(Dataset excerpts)
===
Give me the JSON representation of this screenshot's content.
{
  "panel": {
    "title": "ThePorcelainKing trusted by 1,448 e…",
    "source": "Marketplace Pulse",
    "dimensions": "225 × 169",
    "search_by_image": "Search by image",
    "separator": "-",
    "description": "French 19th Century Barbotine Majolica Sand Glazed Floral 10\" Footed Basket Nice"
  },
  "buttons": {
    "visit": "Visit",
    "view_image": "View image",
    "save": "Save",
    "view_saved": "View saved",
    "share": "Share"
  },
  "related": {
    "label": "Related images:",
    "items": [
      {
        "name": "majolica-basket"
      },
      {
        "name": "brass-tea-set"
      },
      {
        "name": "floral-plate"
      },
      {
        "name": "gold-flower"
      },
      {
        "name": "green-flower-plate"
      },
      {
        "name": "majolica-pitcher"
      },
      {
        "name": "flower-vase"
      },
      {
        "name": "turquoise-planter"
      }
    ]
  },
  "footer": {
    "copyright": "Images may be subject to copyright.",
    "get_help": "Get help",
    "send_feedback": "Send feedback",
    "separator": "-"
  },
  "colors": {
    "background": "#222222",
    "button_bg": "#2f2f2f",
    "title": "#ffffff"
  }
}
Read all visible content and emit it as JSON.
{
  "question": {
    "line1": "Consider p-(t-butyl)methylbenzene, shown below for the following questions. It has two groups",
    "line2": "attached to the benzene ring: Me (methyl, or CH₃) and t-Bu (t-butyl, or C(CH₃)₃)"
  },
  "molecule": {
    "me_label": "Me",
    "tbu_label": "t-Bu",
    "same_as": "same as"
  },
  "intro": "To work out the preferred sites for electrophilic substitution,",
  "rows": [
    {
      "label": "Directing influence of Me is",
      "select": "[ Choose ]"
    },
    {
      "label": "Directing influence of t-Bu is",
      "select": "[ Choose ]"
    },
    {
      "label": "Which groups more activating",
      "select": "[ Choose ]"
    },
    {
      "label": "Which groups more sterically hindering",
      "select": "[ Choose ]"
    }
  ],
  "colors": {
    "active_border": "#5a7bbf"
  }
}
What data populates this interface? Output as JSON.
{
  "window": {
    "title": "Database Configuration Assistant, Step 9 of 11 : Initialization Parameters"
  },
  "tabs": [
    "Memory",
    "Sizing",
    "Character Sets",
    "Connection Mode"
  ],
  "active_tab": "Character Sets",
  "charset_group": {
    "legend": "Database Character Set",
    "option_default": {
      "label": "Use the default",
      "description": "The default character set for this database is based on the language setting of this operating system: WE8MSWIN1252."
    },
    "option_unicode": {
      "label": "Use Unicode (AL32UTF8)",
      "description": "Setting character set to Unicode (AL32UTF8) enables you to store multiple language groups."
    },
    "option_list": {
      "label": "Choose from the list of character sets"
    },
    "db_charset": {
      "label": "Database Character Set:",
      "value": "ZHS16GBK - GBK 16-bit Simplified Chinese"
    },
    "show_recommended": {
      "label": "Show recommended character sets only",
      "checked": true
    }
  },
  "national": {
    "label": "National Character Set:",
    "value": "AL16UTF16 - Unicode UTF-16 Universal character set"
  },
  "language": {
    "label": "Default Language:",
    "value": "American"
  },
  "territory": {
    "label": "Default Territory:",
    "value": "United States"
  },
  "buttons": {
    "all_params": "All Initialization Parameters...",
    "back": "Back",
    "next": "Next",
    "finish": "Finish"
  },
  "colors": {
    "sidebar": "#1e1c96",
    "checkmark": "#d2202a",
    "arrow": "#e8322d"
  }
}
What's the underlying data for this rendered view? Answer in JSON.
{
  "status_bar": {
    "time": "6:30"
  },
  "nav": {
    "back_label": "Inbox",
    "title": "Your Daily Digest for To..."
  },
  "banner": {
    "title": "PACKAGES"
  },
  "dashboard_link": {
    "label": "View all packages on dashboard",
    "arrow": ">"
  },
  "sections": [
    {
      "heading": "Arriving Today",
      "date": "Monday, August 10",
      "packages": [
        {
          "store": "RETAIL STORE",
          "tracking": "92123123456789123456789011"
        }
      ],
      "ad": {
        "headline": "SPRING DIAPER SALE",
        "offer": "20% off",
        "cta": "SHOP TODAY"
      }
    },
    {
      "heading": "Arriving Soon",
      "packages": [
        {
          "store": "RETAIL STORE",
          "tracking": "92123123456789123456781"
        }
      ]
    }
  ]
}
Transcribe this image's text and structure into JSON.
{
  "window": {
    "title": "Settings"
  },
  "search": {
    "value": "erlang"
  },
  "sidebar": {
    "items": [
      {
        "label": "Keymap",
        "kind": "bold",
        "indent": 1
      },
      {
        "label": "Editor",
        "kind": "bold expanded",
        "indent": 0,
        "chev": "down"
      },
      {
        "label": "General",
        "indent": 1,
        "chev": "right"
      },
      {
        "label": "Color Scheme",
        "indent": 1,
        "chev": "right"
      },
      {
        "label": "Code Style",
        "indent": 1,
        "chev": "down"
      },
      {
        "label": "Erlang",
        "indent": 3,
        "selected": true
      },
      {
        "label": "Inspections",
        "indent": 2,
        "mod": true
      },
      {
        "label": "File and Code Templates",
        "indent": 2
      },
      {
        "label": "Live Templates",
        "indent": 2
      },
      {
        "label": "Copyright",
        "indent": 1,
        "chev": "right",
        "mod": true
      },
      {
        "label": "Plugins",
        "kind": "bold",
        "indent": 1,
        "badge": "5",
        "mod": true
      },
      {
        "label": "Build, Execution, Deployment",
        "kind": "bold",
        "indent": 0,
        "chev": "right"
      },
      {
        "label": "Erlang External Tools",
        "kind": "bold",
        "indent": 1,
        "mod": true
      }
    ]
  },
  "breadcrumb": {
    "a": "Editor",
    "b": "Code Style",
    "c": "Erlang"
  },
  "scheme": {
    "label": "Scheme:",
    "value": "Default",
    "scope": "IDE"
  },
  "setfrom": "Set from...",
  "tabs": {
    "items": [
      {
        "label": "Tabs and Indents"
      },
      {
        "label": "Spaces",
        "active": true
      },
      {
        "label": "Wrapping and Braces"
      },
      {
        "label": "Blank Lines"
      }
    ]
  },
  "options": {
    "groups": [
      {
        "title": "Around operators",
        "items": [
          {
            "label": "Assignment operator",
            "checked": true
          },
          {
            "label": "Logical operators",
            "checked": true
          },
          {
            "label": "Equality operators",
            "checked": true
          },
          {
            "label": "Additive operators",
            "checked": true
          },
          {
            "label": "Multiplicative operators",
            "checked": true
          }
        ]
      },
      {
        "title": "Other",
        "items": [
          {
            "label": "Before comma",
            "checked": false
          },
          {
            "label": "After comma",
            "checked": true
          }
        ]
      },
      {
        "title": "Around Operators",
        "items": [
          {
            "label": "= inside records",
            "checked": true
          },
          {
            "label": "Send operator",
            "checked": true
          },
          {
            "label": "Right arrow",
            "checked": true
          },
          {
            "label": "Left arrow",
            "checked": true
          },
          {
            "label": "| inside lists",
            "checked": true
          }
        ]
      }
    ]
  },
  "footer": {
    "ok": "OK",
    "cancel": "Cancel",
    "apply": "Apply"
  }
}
===
WHAT TO DO: In the entries above, identify every line with the word "Initialization". Copy those lines.

OUTPUT OF THE TASK:
    "title": "Database Configuration Assistant, Step 9 of 11 : Initialization Parameters"
    "all_params": "All Initialization Parameters...",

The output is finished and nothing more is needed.